§ **Input for this task**:
────

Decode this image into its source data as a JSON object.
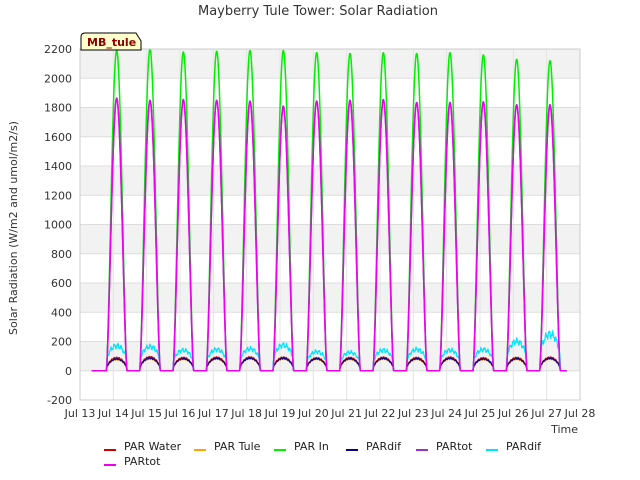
{
  "chart_data": {
    "type": "line",
    "title": "Mayberry Tule Tower: Solar Radiation",
    "xlabel": "Time",
    "ylabel": "Solar Radiation (W/m2 and umol/m2/s)",
    "badge": "MB_tule",
    "xlim": [
      13,
      28
    ],
    "ylim": [
      -200,
      2200
    ],
    "x_ticks": [
      {
        "value": 13,
        "label": "Jul 13"
      },
      {
        "value": 14,
        "label": "Jul 14"
      },
      {
        "value": 15,
        "label": "Jul 15"
      },
      {
        "value": 16,
        "label": "Jul 16"
      },
      {
        "value": 17,
        "label": "Jul 17"
      },
      {
        "value": 18,
        "label": "Jul 18"
      },
      {
        "value": 19,
        "label": "Jul 19"
      },
      {
        "value": 20,
        "label": "Jul 20"
      },
      {
        "value": 21,
        "label": "Jul 21"
      },
      {
        "value": 22,
        "label": "Jul 22"
      },
      {
        "value": 23,
        "label": "Jul 23"
      },
      {
        "value": 24,
        "label": "Jul 24"
      },
      {
        "value": 25,
        "label": "Jul 25"
      },
      {
        "value": 26,
        "label": "Jul 26"
      },
      {
        "value": 27,
        "label": "Jul 27"
      },
      {
        "value": 28,
        "label": "Jul 28"
      }
    ],
    "y_ticks": [
      -200,
      0,
      200,
      400,
      600,
      800,
      1000,
      1200,
      1400,
      1600,
      1800,
      2000,
      2200
    ],
    "day_start": 13.6,
    "day_noon_offset": 0.5,
    "day_length_fraction": 0.62,
    "series": [
      {
        "name": "PAR Water",
        "color": "#cc0000",
        "stroke_width": 1.2,
        "shape": "sine",
        "peaks": [
          90,
          95,
          90,
          92,
          93,
          92,
          88,
          90,
          92,
          90,
          92,
          88,
          90,
          92
        ]
      },
      {
        "name": "PAR Tule",
        "color": "#ffa500",
        "stroke_width": 1.2,
        "shape": "sine",
        "peaks": [
          75,
          80,
          78,
          80,
          82,
          80,
          78,
          78,
          80,
          78,
          80,
          76,
          78,
          80
        ]
      },
      {
        "name": "PAR In",
        "color": "#00ee00",
        "stroke_width": 1.5,
        "shape": "peak",
        "peaks": [
          2190,
          2200,
          2180,
          2185,
          2190,
          2190,
          2175,
          2170,
          2175,
          2170,
          2175,
          2160,
          2130,
          2120
        ]
      },
      {
        "name": "PARdif",
        "color": "#00008b",
        "stroke_width": 1.2,
        "shape": "sine",
        "peaks": [
          80,
          85,
          82,
          84,
          85,
          84,
          82,
          82,
          84,
          82,
          84,
          80,
          82,
          84
        ]
      },
      {
        "name": "PARtot",
        "color": "#9932cc",
        "stroke_width": 1.5,
        "shape": "peak",
        "peaks": [
          1865,
          1850,
          1855,
          1850,
          1845,
          1810,
          1845,
          1850,
          1855,
          1835,
          1835,
          1840,
          1820,
          1820
        ]
      },
      {
        "name": "PARdif",
        "color": "#00e5ff",
        "stroke_width": 1.2,
        "shape": "flat",
        "peaks": [
          170,
          165,
          140,
          145,
          150,
          175,
          130,
          125,
          140,
          145,
          140,
          145,
          200,
          250
        ]
      },
      {
        "name": "PARtot",
        "color": "#ee00ee",
        "stroke_width": 1.5,
        "shape": "peak",
        "peaks": [
          1860,
          1845,
          1850,
          1845,
          1840,
          1805,
          1840,
          1845,
          1850,
          1830,
          1830,
          1835,
          1815,
          1815
        ]
      }
    ]
  }
}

────

§ **Given request**: Restate the full listing verbatim and drop every picture.

§ **The completed task**:
Decode this image into its source data as a JSON object.
{
  "chart_data": {
    "type": "line",
    "title": "Mayberry Tule Tower: Solar Radiation",
    "xlabel": "Time",
    "ylabel": "Solar Radiation (W/m2 and umol/m2/s)",
    "badge": "MB_tule",
    "xlim": [
      13,
      28
    ],
    "ylim": [
      -200,
      2200
    ],
    "x_ticks": [
      {
        "value": 13,
        "label": "Jul 13"
      },
      {
        "value": 14,
        "label": "Jul 14"
      },
      {
        "value": 15,
        "label": "Jul 15"
      },
      {
        "value": 16,
        "label": "Jul 16"
      },
      {
        "value": 17,
        "label": "Jul 17"
      },
      {
        "value": 18,
        "label": "Jul 18"
      },
      {
        "value": 19,
        "label": "Jul 19"
      },
      {
        "value": 20,
        "label": "Jul 20"
      },
      {
        "value": 21,
        "label": "Jul 21"
      },
      {
        "value": 22,
        "label": "Jul 22"
      },
      {
        "value": 23,
        "label": "Jul 23"
      },
      {
        "value": 24,
        "label": "Jul 24"
      },
      {
        "value": 25,
        "label": "Jul 25"
      },
      {
        "value": 26,
        "label": "Jul 26"
      },
      {
        "value": 27,
        "label": "Jul 27"
      },
      {
        "value": 28,
        "label": "Jul 28"
      }
    ],
    "y_ticks": [
      -200,
      0,
      200,
      400,
      600,
      800,
      1000,
      1200,
      1400,
      1600,
      1800,
      2000,
      2200
    ],
    "day_start": 13.6,
    "day_noon_offset": 0.5,
    "day_length_fraction": 0.62,
    "series": [
      {
        "name": "PAR Water",
        "color": "#cc0000",
        "stroke_width": 1.2,
        "shape": "sine",
        "peaks": [
          90,
          95,
          90,
          92,
          93,
          92,
          88,
          90,
          92,
          90,
          92,
          88,
          90,
          92
        ]
      },
      {
        "name": "PAR Tule",
        "color": "#ffa500",
        "stroke_width": 1.2,
        "shape": "sine",
        "peaks": [
          75,
          80,
          78,
          80,
          82,
          80,
          78,
          78,
          80,
          78,
          80,
          76,
          78,
          80
        ]
      },
      {
        "name": "PAR In",
        "color": "#00ee00",
        "stroke_width": 1.5,
        "shape": "peak",
        "peaks": [
          2190,
          2200,
          2180,
          2185,
          2190,
          2190,
          2175,
          2170,
          2175,
          2170,
          2175,
          2160,
          2130,
          2120
        ]
      },
      {
        "name": "PARdif",
        "color": "#00008b",
        "stroke_width": 1.2,
        "shape": "sine",
        "peaks": [
          80,
          85,
          82,
          84,
          85,
          84,
          82,
          82,
          84,
          82,
          84,
          80,
          82,
          84
        ]
      },
      {
        "name": "PARtot",
        "color": "#9932cc",
        "stroke_width": 1.5,
        "shape": "peak",
        "peaks": [
          1865,
          1850,
          1855,
          1850,
          1845,
          1810,
          1845,
          1850,
          1855,
          1835,
          1835,
          1840,
          1820,
          1820
        ]
      },
      {
        "name": "PARdif",
        "color": "#00e5ff",
        "stroke_width": 1.2,
        "shape": "flat",
        "peaks": [
          170,
          165,
          140,
          145,
          150,
          175,
          130,
          125,
          140,
          145,
          140,
          145,
          200,
          250
        ]
      },
      {
        "name": "PARtot",
        "color": "#ee00ee",
        "stroke_width": 1.5,
        "shape": "peak",
        "peaks": [
          1860,
          1845,
          1850,
          1845,
          1840,
          1805,
          1840,
          1845,
          1850,
          1830,
          1830,
          1835,
          1815,
          1815
        ]
      }
    ]
  }
}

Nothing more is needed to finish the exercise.